Collected data entries:
⟨
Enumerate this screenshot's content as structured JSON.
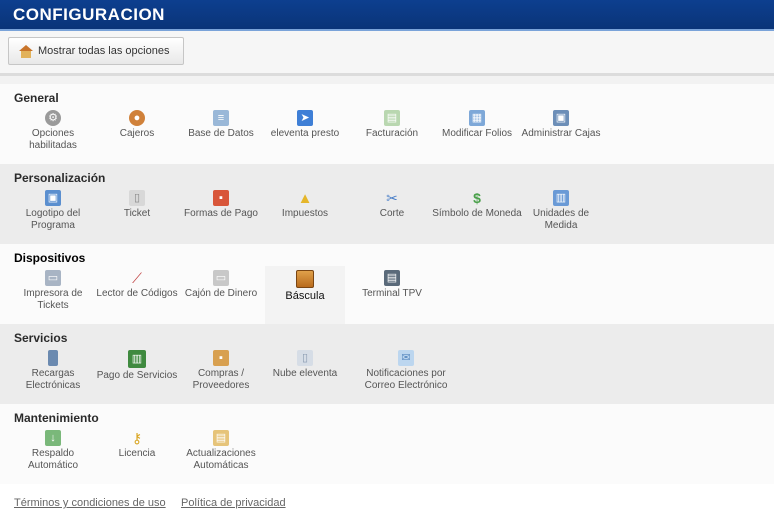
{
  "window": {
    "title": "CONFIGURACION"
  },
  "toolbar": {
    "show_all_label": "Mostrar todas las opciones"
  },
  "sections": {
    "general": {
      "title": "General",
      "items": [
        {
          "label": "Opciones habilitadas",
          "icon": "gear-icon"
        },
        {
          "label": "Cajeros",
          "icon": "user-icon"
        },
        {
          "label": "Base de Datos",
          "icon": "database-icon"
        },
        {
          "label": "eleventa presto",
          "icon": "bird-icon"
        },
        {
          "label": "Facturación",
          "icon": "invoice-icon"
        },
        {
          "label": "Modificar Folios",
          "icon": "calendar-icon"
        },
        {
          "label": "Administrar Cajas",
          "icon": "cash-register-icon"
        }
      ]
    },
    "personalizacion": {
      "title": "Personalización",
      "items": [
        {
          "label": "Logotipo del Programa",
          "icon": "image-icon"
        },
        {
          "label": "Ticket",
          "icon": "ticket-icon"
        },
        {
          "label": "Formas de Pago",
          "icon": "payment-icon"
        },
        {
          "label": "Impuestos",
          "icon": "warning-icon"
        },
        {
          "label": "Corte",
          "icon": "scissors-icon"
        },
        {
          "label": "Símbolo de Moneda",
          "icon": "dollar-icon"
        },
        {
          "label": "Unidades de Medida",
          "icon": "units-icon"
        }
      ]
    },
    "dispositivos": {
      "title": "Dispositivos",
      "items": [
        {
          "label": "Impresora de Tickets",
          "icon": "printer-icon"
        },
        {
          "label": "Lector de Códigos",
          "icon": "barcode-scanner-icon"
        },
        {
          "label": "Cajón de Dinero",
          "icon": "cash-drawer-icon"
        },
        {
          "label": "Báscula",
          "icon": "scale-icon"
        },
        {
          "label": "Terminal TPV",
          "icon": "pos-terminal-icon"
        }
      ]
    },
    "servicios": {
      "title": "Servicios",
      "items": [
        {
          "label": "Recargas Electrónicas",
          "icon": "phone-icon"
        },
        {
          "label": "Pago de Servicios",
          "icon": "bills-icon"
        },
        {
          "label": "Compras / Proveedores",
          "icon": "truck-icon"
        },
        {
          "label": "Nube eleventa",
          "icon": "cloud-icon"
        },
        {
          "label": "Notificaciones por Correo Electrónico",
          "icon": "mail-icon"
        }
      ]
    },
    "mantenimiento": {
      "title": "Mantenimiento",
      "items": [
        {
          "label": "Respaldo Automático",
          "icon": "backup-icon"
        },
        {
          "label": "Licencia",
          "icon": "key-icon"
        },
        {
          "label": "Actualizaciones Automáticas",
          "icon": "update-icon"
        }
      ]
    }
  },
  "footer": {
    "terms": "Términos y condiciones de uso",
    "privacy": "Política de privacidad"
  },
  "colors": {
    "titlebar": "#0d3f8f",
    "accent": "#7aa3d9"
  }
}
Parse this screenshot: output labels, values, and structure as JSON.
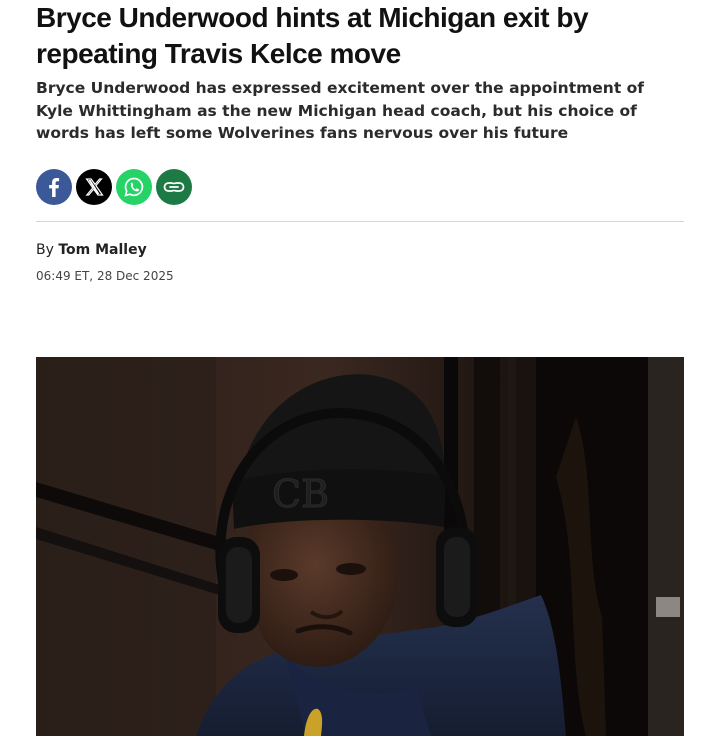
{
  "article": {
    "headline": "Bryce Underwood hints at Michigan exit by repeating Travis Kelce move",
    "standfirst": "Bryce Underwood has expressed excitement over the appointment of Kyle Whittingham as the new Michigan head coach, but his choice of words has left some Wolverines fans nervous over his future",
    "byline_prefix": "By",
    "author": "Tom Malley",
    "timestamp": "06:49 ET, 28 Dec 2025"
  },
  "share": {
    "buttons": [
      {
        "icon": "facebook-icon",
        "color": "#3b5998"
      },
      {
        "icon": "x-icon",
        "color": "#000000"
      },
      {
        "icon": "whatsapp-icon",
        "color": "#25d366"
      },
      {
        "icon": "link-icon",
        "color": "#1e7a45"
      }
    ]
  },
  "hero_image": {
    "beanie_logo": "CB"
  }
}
⟩
⟨
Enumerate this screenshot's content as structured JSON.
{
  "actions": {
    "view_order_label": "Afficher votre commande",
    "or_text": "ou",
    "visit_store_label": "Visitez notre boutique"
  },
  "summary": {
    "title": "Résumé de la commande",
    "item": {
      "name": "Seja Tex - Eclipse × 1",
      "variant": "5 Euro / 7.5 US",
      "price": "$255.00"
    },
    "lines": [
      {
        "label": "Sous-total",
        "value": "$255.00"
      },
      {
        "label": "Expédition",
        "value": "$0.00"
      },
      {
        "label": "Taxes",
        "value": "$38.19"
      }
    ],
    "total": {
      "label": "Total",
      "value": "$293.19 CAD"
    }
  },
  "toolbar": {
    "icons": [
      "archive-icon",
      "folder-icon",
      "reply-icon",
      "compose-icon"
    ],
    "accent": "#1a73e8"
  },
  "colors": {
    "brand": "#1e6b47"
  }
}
⟩
⟨
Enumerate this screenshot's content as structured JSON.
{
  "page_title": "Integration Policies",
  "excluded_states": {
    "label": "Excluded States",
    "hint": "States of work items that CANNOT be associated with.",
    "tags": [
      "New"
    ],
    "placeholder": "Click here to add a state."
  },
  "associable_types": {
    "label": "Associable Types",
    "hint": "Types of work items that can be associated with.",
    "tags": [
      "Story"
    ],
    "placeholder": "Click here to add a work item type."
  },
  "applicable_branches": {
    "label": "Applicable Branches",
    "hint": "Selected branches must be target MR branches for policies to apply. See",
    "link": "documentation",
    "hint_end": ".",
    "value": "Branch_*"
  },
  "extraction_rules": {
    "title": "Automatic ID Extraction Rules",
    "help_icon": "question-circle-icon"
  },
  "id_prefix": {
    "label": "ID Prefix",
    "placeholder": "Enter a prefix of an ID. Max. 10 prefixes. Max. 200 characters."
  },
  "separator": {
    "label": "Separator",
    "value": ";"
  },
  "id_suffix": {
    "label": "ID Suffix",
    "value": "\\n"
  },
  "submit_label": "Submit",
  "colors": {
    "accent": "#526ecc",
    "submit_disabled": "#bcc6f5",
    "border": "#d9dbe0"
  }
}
⟩
### The task
Gather every line from the entries above where the word "that" appears, and copy them.

### Solution
    "hint": "States of work items that CANNOT be associated with.",
    "hint": "Types of work items that can be associated with.",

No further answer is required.